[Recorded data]
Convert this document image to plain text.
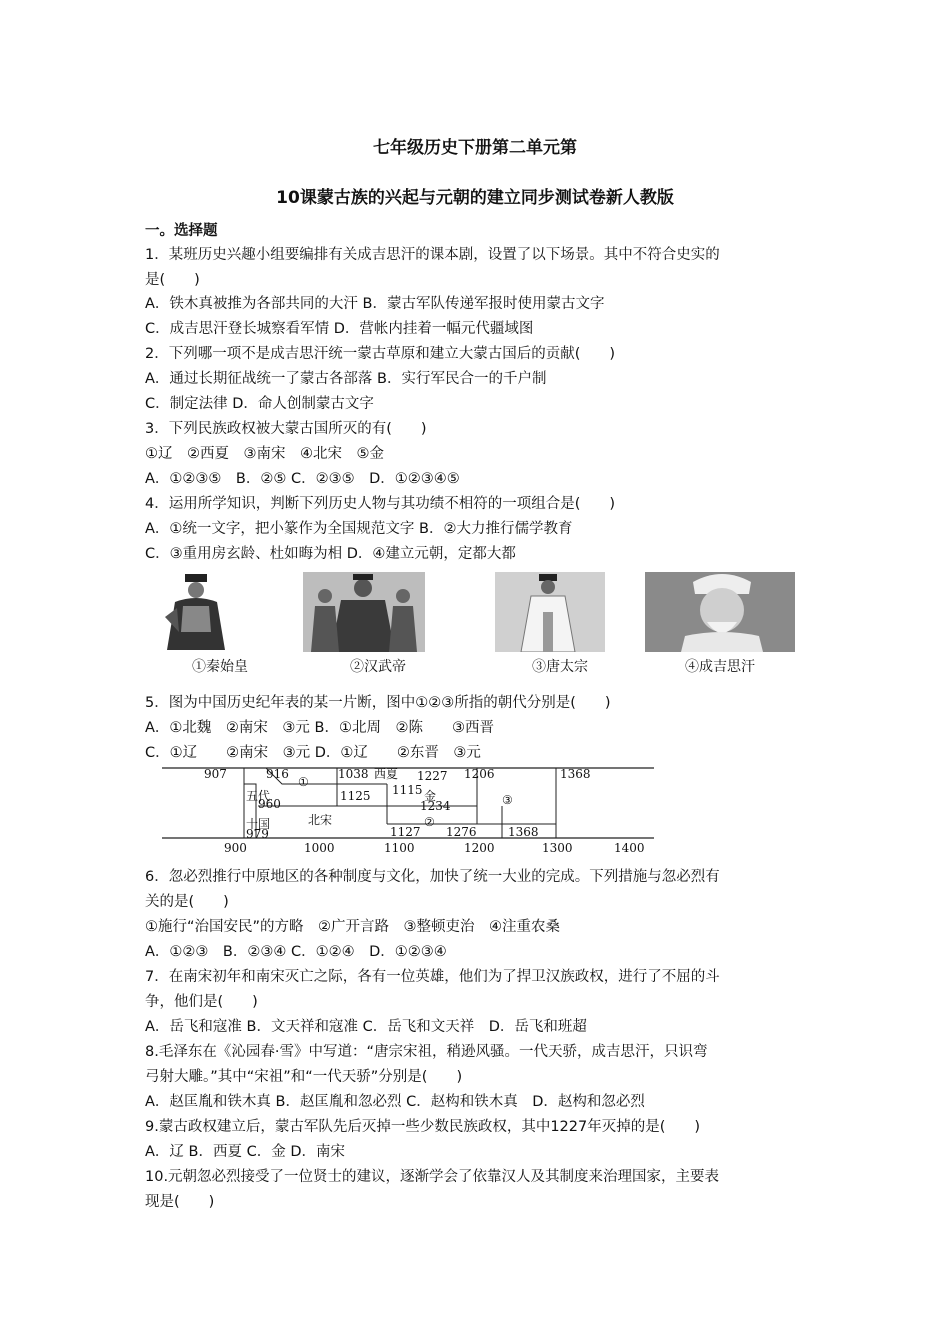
七年级历史下册第二单元第
10课蒙古族的兴起与元朝的建立同步测试卷新人教版
一。选择题
1．某班历史兴趣小组要编排有关成吉思汗的课本剧，设置了以下场景。其中不符合史实的
是(　　)
A．铁木真被推为各部共同的大汗 B．蒙古军队传递军报时使用蒙古文字
C．成吉思汗登长城察看军情 D．营帐内挂着一幅元代疆域图
2．下列哪一项不是成吉思汗统一蒙古草原和建立大蒙古国后的贡献(　　)
A．通过长期征战统一了蒙古各部落 B．实行军民合一的千户制
C．制定法律 D．命人创制蒙古文字
3．下列民族政权被大蒙古国所灭的有(　　)
①辽　②西夏　③南宋　④北宋　⑤金
A．①②③⑤　B．②⑤ C．②③⑤　D．①②③④⑤
4．运用所学知识，判断下列历史人物与其功绩不相符的一项组合是(　　)
A．①统一文字，把小篆作为全国规范文字 B．②大力推行儒学教育
C．③重用房玄龄、杜如晦为相 D．④建立元朝，定都大都
①秦始皇	②汉武帝	③唐太宗	④成吉思汗
5．图为中国历史纪年表的某一片断，图中①②③所指的朝代分别是(　　)
A．①北魏　②南宋　③元 B．①北周　②陈　　③西晋
C．①辽　　②南宋　③元 D．①辽　　②东晋　③元
907	916	1038 西夏 1227 1206	1368
①
五代
960
十国
979
1125 1115 金
1234	③
北宋	②
1127 1276	1368
900	1000	1100	1200	1300	1400
6．忽必烈推行中原地区的各种制度与文化，加快了统一大业的完成。下列措施与忽必烈有
关的是(　　)
①施行“治国安民”的方略　②广开言路　③整顿吏治　④注重农桑
A．①②③　B．②③④ C．①②④　D．①②③④
7．在南宋初年和南宋灭亡之际，各有一位英雄，他们为了捍卫汉族政权，进行了不屈的斗
争，他们是(　　)
A．岳飞和寇准 B．文天祥和寇准 C．岳飞和文天祥　D．岳飞和班超
8.毛泽东在《沁园春·雪》中写道：“唐宗宋祖，稍逊风骚。一代天骄，成吉思汗，只识弯
弓射大雕。”其中“宋祖”和“一代天骄”分别是(　　)
A．赵匡胤和铁木真 B．赵匡胤和忽必烈 C．赵构和铁木真　D．赵构和忽必烈
9.蒙古政权建立后，蒙古军队先后灭掉一些少数民族政权，其中1227年灭掉的是(　　)
A．辽 B．西夏 C．金 D．南宋
10.元朝忽必烈接受了一位贤士的建议，逐渐学会了依靠汉人及其制度来治理国家，主要表
现是(　　)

:: Task requirements ::
Write the listing above out again exactly, dropping each image.

:: Finished answer ::
Convert this document image to plain text.
七年级历史下册第二单元第
10课蒙古族的兴起与元朝的建立同步测试卷新人教版
一。选择题
1．某班历史兴趣小组要编排有关成吉思汗的课本剧，设置了以下场景。其中不符合史实的
是(　　)
A．铁木真被推为各部共同的大汗 B．蒙古军队传递军报时使用蒙古文字
C．成吉思汗登长城察看军情 D．营帐内挂着一幅元代疆域图
2．下列哪一项不是成吉思汗统一蒙古草原和建立大蒙古国后的贡献(　　)
A．通过长期征战统一了蒙古各部落 B．实行军民合一的千户制
C．制定法律 D．命人创制蒙古文字
3．下列民族政权被大蒙古国所灭的有(　　)
①辽　②西夏　③南宋　④北宋　⑤金
A．①②③⑤　B．②⑤ C．②③⑤　D．①②③④⑤
4．运用所学知识，判断下列历史人物与其功绩不相符的一项组合是(　　)
A．①统一文字，把小篆作为全国规范文字 B．②大力推行儒学教育
C．③重用房玄龄、杜如晦为相 D．④建立元朝，定都大都
①秦始皇	②汉武帝	③唐太宗	④成吉思汗
5．图为中国历史纪年表的某一片断，图中①②③所指的朝代分别是(　　)
A．①北魏　②南宋　③元 B．①北周　②陈　　③西晋
C．①辽　　②南宋　③元 D．①辽　　②东晋　③元
907	916	1038 西夏 1227 1206	1368
①
五代
960
十国
979
1125 1115 金
1234	③
北宋	②
1127 1276	1368
900	1000	1100	1200	1300	1400
6．忽必烈推行中原地区的各种制度与文化，加快了统一大业的完成。下列措施与忽必烈有
关的是(　　)
①施行“治国安民”的方略　②广开言路　③整顿吏治　④注重农桑
A．①②③　B．②③④ C．①②④　D．①②③④
7．在南宋初年和南宋灭亡之际，各有一位英雄，他们为了捍卫汉族政权，进行了不屈的斗
争，他们是(　　)
A．岳飞和寇准 B．文天祥和寇准 C．岳飞和文天祥　D．岳飞和班超
8.毛泽东在《沁园春·雪》中写道：“唐宗宋祖，稍逊风骚。一代天骄，成吉思汗，只识弯
弓射大雕。”其中“宋祖”和“一代天骄”分别是(　　)
A．赵匡胤和铁木真 B．赵匡胤和忽必烈 C．赵构和铁木真　D．赵构和忽必烈
9.蒙古政权建立后，蒙古军队先后灭掉一些少数民族政权，其中1227年灭掉的是(　　)
A．辽 B．西夏 C．金 D．南宋
10.元朝忽必烈接受了一位贤士的建议，逐渐学会了依靠汉人及其制度来治理国家，主要表
现是(　　)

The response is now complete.